- **Task statement**:
Each entry must be given again exactly; images do not belong in the copy.

- **Material**:
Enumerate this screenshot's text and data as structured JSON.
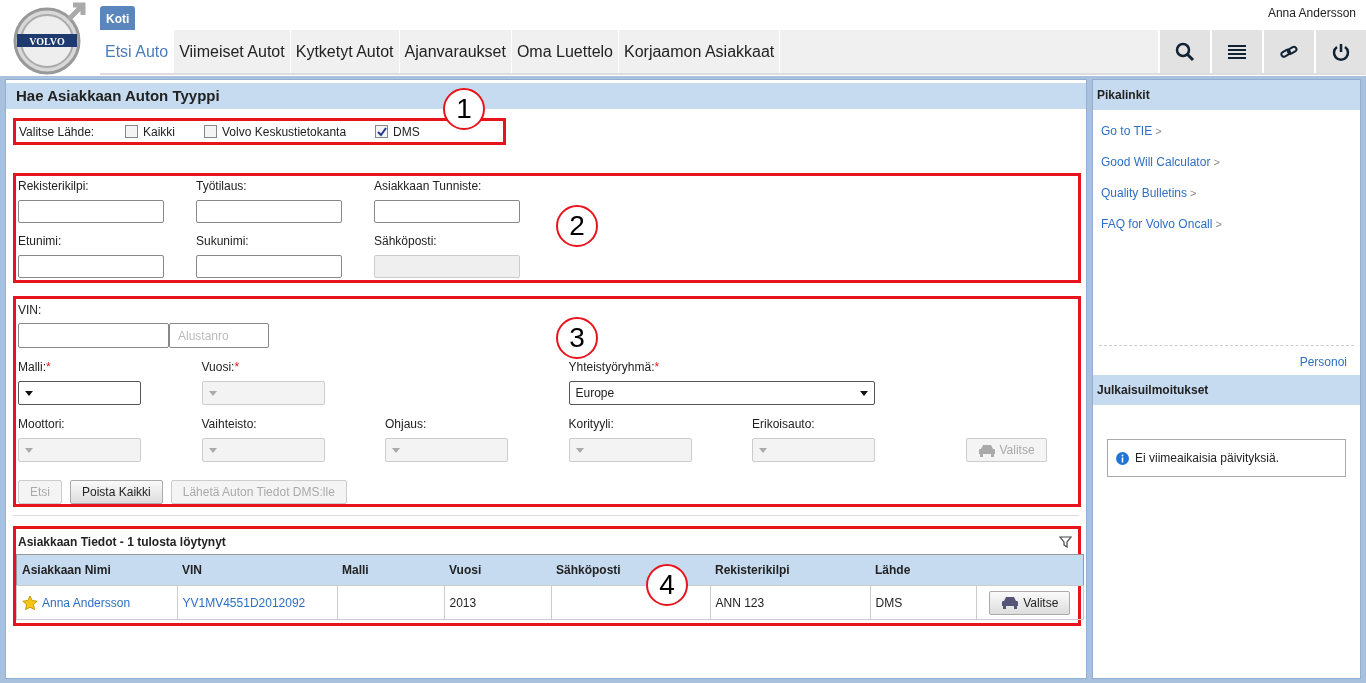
{
  "header": {
    "logo_text": "VOLVO",
    "tab": "Koti",
    "user": "Anna Andersson",
    "nav": [
      {
        "label": "Etsi Auto",
        "selected": true
      },
      {
        "label": "Viimeiset Autot",
        "selected": false
      },
      {
        "label": "Kytketyt Autot",
        "selected": false
      },
      {
        "label": "Ajanvaraukset",
        "selected": false
      },
      {
        "label": "Oma Luettelo",
        "selected": false
      },
      {
        "label": "Korjaamon Asiakkaat",
        "selected": false
      }
    ],
    "tools": [
      {
        "kind": "search"
      },
      {
        "kind": "list"
      },
      {
        "kind": "link"
      },
      {
        "kind": "power"
      }
    ]
  },
  "search_panel": {
    "title": "Hae Asiakkaan Auton Tyyppi",
    "source": {
      "label": "Valitse Lähde:",
      "options": [
        {
          "label": "Kaikki",
          "checked": false
        },
        {
          "label": "Volvo Keskustietokanta",
          "checked": false
        },
        {
          "label": "DMS",
          "checked": true
        }
      ]
    },
    "person_fields": [
      {
        "label": "Rekisterikilpi:",
        "disabled": false
      },
      {
        "label": "Työtilaus:",
        "disabled": false
      },
      {
        "label": "Asiakkaan Tunniste:",
        "disabled": false
      },
      {
        "label": "Etunimi:",
        "disabled": false
      },
      {
        "label": "Sukunimi:",
        "disabled": false
      },
      {
        "label": "Sähköposti:",
        "disabled": true
      }
    ],
    "vin": {
      "label": "VIN:",
      "placeholder": "Alustanro"
    },
    "required_mark": "*",
    "select_rows": [
      [
        {
          "label": "Malli:",
          "required": true,
          "disabled": false
        },
        {
          "label": "Vuosi:",
          "required": true,
          "disabled": true
        },
        {
          "label": "Yhteistyöryhmä:",
          "required": true,
          "disabled": false,
          "value": "Europe"
        }
      ],
      [
        {
          "label": "Moottori:",
          "required": false,
          "disabled": true
        },
        {
          "label": "Vaihteisto:",
          "required": false,
          "disabled": true
        },
        {
          "label": "Ohjaus:",
          "required": false,
          "disabled": true
        },
        {
          "label": "Korityyli:",
          "required": false,
          "disabled": true
        },
        {
          "label": "Erikoisauto:",
          "required": false,
          "disabled": true
        }
      ]
    ],
    "choose_button": {
      "label": "Valitse",
      "disabled": true
    },
    "buttons": [
      {
        "label": "Etsi",
        "disabled": true
      },
      {
        "label": "Poista Kaikki",
        "disabled": false
      },
      {
        "label": "Lähetä Auton Tiedot DMS:lle",
        "disabled": true
      }
    ],
    "results": {
      "title": "Asiakkaan Tiedot",
      "count": "- 1 tulosta löytynyt",
      "columns": [
        "Asiakkaan Nimi",
        "VIN",
        "Malli",
        "Vuosi",
        "Sähköposti",
        "Rekisterikilpi",
        "Lähde"
      ],
      "rows": [
        {
          "starred": true,
          "cells": [
            "Anna Andersson",
            "YV1MV4551D2012092",
            null,
            "2013",
            null,
            "ANN 123",
            "DMS"
          ],
          "button": "Valitse"
        }
      ]
    },
    "callouts": [
      "1",
      "2",
      "3",
      "4"
    ]
  },
  "sidebar": {
    "quick_links": {
      "title": "Pikalinkit",
      "links": [
        "Go to TIE",
        "Good Will Calculator",
        "Quality Bulletins",
        "FAQ for Volvo Oncall"
      ],
      "chevron": ">",
      "personalize": "Personoi"
    },
    "news": {
      "title": "Julkaisuilmoitukset",
      "message": "Ei viimeaikaisia päivityksiä."
    }
  }
}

- **Written answer**:
Enumerate this screenshot's text and data as structured JSON.
{
  "header": {
    "logo_text": "VOLVO",
    "tab": "Koti",
    "user": "Anna Andersson",
    "nav": [
      {
        "label": "Etsi Auto",
        "selected": true
      },
      {
        "label": "Viimeiset Autot",
        "selected": false
      },
      {
        "label": "Kytketyt Autot",
        "selected": false
      },
      {
        "label": "Ajanvaraukset",
        "selected": false
      },
      {
        "label": "Oma Luettelo",
        "selected": false
      },
      {
        "label": "Korjaamon Asiakkaat",
        "selected": false
      }
    ],
    "tools": [
      {
        "kind": "search"
      },
      {
        "kind": "list"
      },
      {
        "kind": "link"
      },
      {
        "kind": "power"
      }
    ]
  },
  "search_panel": {
    "title": "Hae Asiakkaan Auton Tyyppi",
    "source": {
      "label": "Valitse Lähde:",
      "options": [
        {
          "label": "Kaikki",
          "checked": false
        },
        {
          "label": "Volvo Keskustietokanta",
          "checked": false
        },
        {
          "label": "DMS",
          "checked": true
        }
      ]
    },
    "person_fields": [
      {
        "label": "Rekisterikilpi:",
        "disabled": false
      },
      {
        "label": "Työtilaus:",
        "disabled": false
      },
      {
        "label": "Asiakkaan Tunniste:",
        "disabled": false
      },
      {
        "label": "Etunimi:",
        "disabled": false
      },
      {
        "label": "Sukunimi:",
        "disabled": false
      },
      {
        "label": "Sähköposti:",
        "disabled": true
      }
    ],
    "vin": {
      "label": "VIN:",
      "placeholder": "Alustanro"
    },
    "required_mark": "*",
    "select_rows": [
      [
        {
          "label": "Malli:",
          "required": true,
          "disabled": false
        },
        {
          "label": "Vuosi:",
          "required": true,
          "disabled": true
        },
        {
          "label": "Yhteistyöryhmä:",
          "required": true,
          "disabled": false,
          "value": "Europe"
        }
      ],
      [
        {
          "label": "Moottori:",
          "required": false,
          "disabled": true
        },
        {
          "label": "Vaihteisto:",
          "required": false,
          "disabled": true
        },
        {
          "label": "Ohjaus:",
          "required": false,
          "disabled": true
        },
        {
          "label": "Korityyli:",
          "required": false,
          "disabled": true
        },
        {
          "label": "Erikoisauto:",
          "required": false,
          "disabled": true
        }
      ]
    ],
    "choose_button": {
      "label": "Valitse",
      "disabled": true
    },
    "buttons": [
      {
        "label": "Etsi",
        "disabled": true
      },
      {
        "label": "Poista Kaikki",
        "disabled": false
      },
      {
        "label": "Lähetä Auton Tiedot DMS:lle",
        "disabled": true
      }
    ],
    "results": {
      "title": "Asiakkaan Tiedot",
      "count": "- 1 tulosta löytynyt",
      "columns": [
        "Asiakkaan Nimi",
        "VIN",
        "Malli",
        "Vuosi",
        "Sähköposti",
        "Rekisterikilpi",
        "Lähde"
      ],
      "rows": [
        {
          "starred": true,
          "cells": [
            "Anna Andersson",
            "YV1MV4551D2012092",
            null,
            "2013",
            null,
            "ANN 123",
            "DMS"
          ],
          "button": "Valitse"
        }
      ]
    },
    "callouts": [
      "1",
      "2",
      "3",
      "4"
    ]
  },
  "sidebar": {
    "quick_links": {
      "title": "Pikalinkit",
      "links": [
        "Go to TIE",
        "Good Will Calculator",
        "Quality Bulletins",
        "FAQ for Volvo Oncall"
      ],
      "chevron": ">",
      "personalize": "Personoi"
    },
    "news": {
      "title": "Julkaisuilmoitukset",
      "message": "Ei viimeaikaisia päivityksiä."
    }
  }
}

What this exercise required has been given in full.